Part of a data file:
-- BEGIN --
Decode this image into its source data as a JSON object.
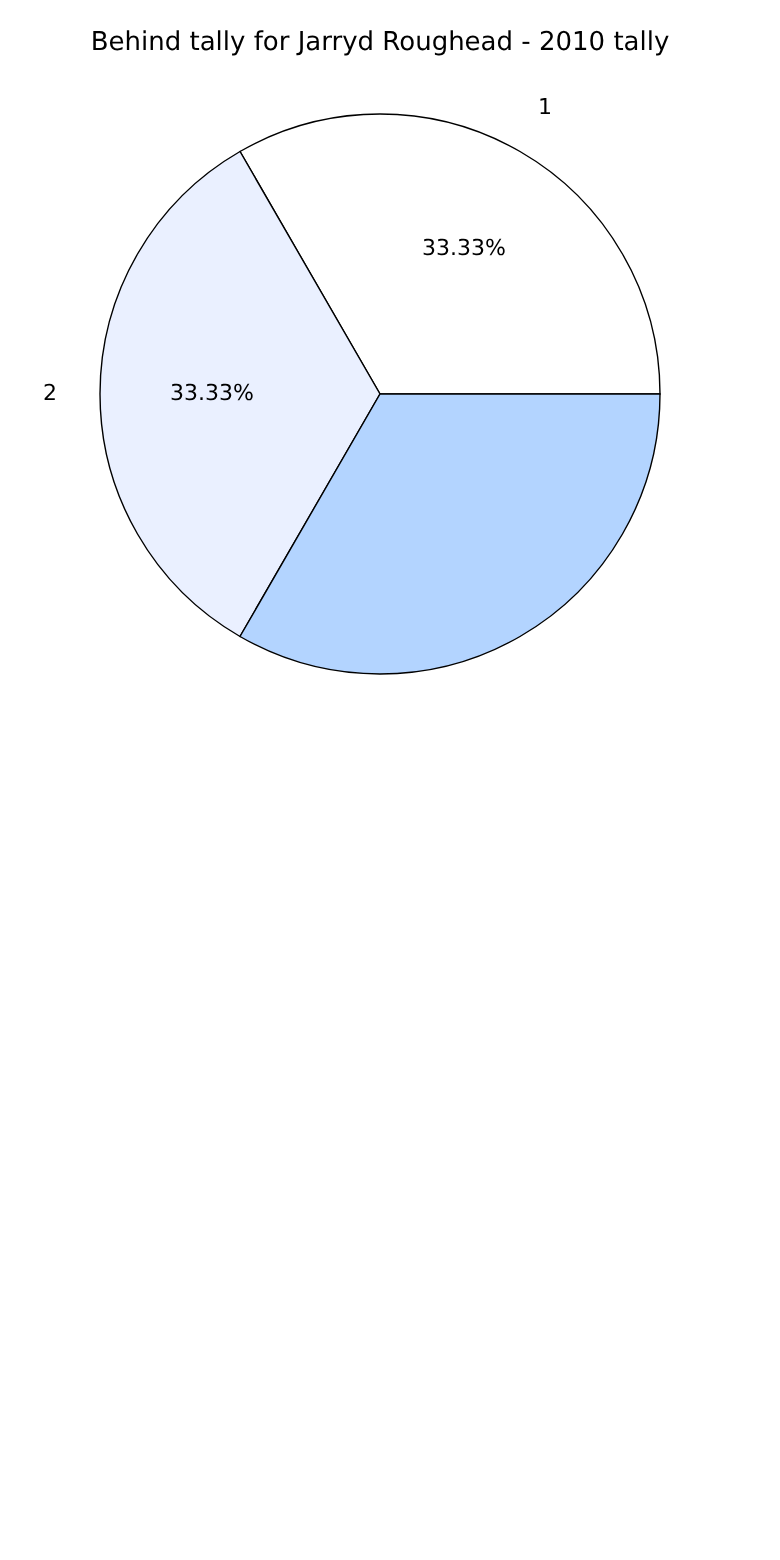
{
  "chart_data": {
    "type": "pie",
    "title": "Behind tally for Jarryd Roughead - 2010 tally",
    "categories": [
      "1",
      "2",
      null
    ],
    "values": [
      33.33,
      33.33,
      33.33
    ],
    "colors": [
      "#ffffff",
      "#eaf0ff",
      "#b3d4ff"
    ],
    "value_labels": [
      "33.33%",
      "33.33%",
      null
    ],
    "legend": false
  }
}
-- END --
Task brief: Omit every picture while copying the listing above exactly.

Response for this exercise:
Decode this image into its source data as a JSON object.
{
  "chart_data": {
    "type": "pie",
    "title": "Behind tally for Jarryd Roughead - 2010 tally",
    "categories": [
      "1",
      "2",
      null
    ],
    "values": [
      33.33,
      33.33,
      33.33
    ],
    "colors": [
      "#ffffff",
      "#eaf0ff",
      "#b3d4ff"
    ],
    "value_labels": [
      "33.33%",
      "33.33%",
      null
    ],
    "legend": false
  }
}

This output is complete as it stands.